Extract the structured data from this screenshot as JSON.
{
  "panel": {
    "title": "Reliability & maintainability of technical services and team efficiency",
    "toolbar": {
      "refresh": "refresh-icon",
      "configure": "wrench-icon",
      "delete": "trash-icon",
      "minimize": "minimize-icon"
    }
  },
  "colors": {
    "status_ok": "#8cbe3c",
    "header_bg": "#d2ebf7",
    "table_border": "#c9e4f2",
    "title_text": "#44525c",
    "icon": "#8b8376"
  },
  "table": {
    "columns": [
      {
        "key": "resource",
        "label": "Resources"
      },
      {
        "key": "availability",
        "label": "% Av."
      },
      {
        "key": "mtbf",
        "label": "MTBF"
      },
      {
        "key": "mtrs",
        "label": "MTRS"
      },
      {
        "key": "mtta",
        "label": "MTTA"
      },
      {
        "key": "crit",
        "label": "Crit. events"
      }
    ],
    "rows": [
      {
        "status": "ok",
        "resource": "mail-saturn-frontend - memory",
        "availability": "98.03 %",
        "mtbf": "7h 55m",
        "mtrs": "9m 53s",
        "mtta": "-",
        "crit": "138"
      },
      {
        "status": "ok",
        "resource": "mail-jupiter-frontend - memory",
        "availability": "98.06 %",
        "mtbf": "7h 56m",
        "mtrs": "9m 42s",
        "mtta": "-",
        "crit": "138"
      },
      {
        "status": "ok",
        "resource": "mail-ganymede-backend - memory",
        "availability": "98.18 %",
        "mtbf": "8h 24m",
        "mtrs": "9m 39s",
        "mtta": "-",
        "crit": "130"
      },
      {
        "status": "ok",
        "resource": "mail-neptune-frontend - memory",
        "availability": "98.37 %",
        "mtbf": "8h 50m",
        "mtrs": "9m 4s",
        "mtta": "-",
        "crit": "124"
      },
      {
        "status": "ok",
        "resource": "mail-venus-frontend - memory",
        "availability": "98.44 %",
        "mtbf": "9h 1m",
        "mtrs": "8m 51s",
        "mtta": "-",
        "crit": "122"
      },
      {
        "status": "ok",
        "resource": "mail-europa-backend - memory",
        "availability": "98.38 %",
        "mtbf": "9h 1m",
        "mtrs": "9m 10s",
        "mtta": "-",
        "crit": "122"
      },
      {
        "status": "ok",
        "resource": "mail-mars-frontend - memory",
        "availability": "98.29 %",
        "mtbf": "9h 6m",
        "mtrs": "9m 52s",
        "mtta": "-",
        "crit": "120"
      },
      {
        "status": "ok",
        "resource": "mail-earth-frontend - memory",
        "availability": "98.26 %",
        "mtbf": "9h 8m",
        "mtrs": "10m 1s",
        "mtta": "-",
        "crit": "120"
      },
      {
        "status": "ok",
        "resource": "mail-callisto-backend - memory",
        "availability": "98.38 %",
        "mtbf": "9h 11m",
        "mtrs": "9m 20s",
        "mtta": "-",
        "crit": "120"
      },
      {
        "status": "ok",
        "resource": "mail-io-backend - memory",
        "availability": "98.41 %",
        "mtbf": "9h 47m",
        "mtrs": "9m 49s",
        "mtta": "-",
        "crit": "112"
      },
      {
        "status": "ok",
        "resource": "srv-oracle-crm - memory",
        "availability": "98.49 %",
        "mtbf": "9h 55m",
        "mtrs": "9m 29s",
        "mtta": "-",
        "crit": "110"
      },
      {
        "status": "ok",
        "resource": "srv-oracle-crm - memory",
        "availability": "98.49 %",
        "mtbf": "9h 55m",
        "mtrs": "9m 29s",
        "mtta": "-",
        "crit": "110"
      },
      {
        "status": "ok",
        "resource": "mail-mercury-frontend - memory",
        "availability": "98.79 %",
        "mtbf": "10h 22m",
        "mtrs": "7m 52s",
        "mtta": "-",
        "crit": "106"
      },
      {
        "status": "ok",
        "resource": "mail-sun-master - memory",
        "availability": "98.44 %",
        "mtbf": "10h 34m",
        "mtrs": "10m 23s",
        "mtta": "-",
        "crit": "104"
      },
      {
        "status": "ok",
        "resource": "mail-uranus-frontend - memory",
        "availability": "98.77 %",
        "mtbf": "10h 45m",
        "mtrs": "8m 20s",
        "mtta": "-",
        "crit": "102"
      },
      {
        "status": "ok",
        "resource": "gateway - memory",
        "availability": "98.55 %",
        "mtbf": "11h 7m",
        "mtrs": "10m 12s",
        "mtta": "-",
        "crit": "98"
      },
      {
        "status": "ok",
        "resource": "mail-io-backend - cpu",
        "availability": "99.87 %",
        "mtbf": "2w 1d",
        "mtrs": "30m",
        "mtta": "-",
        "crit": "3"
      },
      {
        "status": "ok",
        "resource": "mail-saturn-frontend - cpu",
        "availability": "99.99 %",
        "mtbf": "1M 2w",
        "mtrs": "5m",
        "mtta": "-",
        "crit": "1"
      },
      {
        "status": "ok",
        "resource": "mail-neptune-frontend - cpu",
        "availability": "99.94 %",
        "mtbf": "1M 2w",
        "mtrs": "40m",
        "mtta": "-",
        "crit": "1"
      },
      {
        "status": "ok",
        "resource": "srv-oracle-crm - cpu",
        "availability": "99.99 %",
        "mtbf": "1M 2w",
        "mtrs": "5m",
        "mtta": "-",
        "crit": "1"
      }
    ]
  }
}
········
TASK - Print all of the data exactly as it was given.

EXERCISE SOLUTION -
Extract the structured data from this screenshot as JSON.
{
  "panel": {
    "title": "Reliability & maintainability of technical services and team efficiency",
    "toolbar": {
      "refresh": "refresh-icon",
      "configure": "wrench-icon",
      "delete": "trash-icon",
      "minimize": "minimize-icon"
    }
  },
  "colors": {
    "status_ok": "#8cbe3c",
    "header_bg": "#d2ebf7",
    "table_border": "#c9e4f2",
    "title_text": "#44525c",
    "icon": "#8b8376"
  },
  "table": {
    "columns": [
      {
        "key": "resource",
        "label": "Resources"
      },
      {
        "key": "availability",
        "label": "% Av."
      },
      {
        "key": "mtbf",
        "label": "MTBF"
      },
      {
        "key": "mtrs",
        "label": "MTRS"
      },
      {
        "key": "mtta",
        "label": "MTTA"
      },
      {
        "key": "crit",
        "label": "Crit. events"
      }
    ],
    "rows": [
      {
        "status": "ok",
        "resource": "mail-saturn-frontend - memory",
        "availability": "98.03 %",
        "mtbf": "7h 55m",
        "mtrs": "9m 53s",
        "mtta": "-",
        "crit": "138"
      },
      {
        "status": "ok",
        "resource": "mail-jupiter-frontend - memory",
        "availability": "98.06 %",
        "mtbf": "7h 56m",
        "mtrs": "9m 42s",
        "mtta": "-",
        "crit": "138"
      },
      {
        "status": "ok",
        "resource": "mail-ganymede-backend - memory",
        "availability": "98.18 %",
        "mtbf": "8h 24m",
        "mtrs": "9m 39s",
        "mtta": "-",
        "crit": "130"
      },
      {
        "status": "ok",
        "resource": "mail-neptune-frontend - memory",
        "availability": "98.37 %",
        "mtbf": "8h 50m",
        "mtrs": "9m 4s",
        "mtta": "-",
        "crit": "124"
      },
      {
        "status": "ok",
        "resource": "mail-venus-frontend - memory",
        "availability": "98.44 %",
        "mtbf": "9h 1m",
        "mtrs": "8m 51s",
        "mtta": "-",
        "crit": "122"
      },
      {
        "status": "ok",
        "resource": "mail-europa-backend - memory",
        "availability": "98.38 %",
        "mtbf": "9h 1m",
        "mtrs": "9m 10s",
        "mtta": "-",
        "crit": "122"
      },
      {
        "status": "ok",
        "resource": "mail-mars-frontend - memory",
        "availability": "98.29 %",
        "mtbf": "9h 6m",
        "mtrs": "9m 52s",
        "mtta": "-",
        "crit": "120"
      },
      {
        "status": "ok",
        "resource": "mail-earth-frontend - memory",
        "availability": "98.26 %",
        "mtbf": "9h 8m",
        "mtrs": "10m 1s",
        "mtta": "-",
        "crit": "120"
      },
      {
        "status": "ok",
        "resource": "mail-callisto-backend - memory",
        "availability": "98.38 %",
        "mtbf": "9h 11m",
        "mtrs": "9m 20s",
        "mtta": "-",
        "crit": "120"
      },
      {
        "status": "ok",
        "resource": "mail-io-backend - memory",
        "availability": "98.41 %",
        "mtbf": "9h 47m",
        "mtrs": "9m 49s",
        "mtta": "-",
        "crit": "112"
      },
      {
        "status": "ok",
        "resource": "srv-oracle-crm - memory",
        "availability": "98.49 %",
        "mtbf": "9h 55m",
        "mtrs": "9m 29s",
        "mtta": "-",
        "crit": "110"
      },
      {
        "status": "ok",
        "resource": "srv-oracle-crm - memory",
        "availability": "98.49 %",
        "mtbf": "9h 55m",
        "mtrs": "9m 29s",
        "mtta": "-",
        "crit": "110"
      },
      {
        "status": "ok",
        "resource": "mail-mercury-frontend - memory",
        "availability": "98.79 %",
        "mtbf": "10h 22m",
        "mtrs": "7m 52s",
        "mtta": "-",
        "crit": "106"
      },
      {
        "status": "ok",
        "resource": "mail-sun-master - memory",
        "availability": "98.44 %",
        "mtbf": "10h 34m",
        "mtrs": "10m 23s",
        "mtta": "-",
        "crit": "104"
      },
      {
        "status": "ok",
        "resource": "mail-uranus-frontend - memory",
        "availability": "98.77 %",
        "mtbf": "10h 45m",
        "mtrs": "8m 20s",
        "mtta": "-",
        "crit": "102"
      },
      {
        "status": "ok",
        "resource": "gateway - memory",
        "availability": "98.55 %",
        "mtbf": "11h 7m",
        "mtrs": "10m 12s",
        "mtta": "-",
        "crit": "98"
      },
      {
        "status": "ok",
        "resource": "mail-io-backend - cpu",
        "availability": "99.87 %",
        "mtbf": "2w 1d",
        "mtrs": "30m",
        "mtta": "-",
        "crit": "3"
      },
      {
        "status": "ok",
        "resource": "mail-saturn-frontend - cpu",
        "availability": "99.99 %",
        "mtbf": "1M 2w",
        "mtrs": "5m",
        "mtta": "-",
        "crit": "1"
      },
      {
        "status": "ok",
        "resource": "mail-neptune-frontend - cpu",
        "availability": "99.94 %",
        "mtbf": "1M 2w",
        "mtrs": "40m",
        "mtta": "-",
        "crit": "1"
      },
      {
        "status": "ok",
        "resource": "srv-oracle-crm - cpu",
        "availability": "99.99 %",
        "mtbf": "1M 2w",
        "mtrs": "5m",
        "mtta": "-",
        "crit": "1"
      }
    ]
  }
}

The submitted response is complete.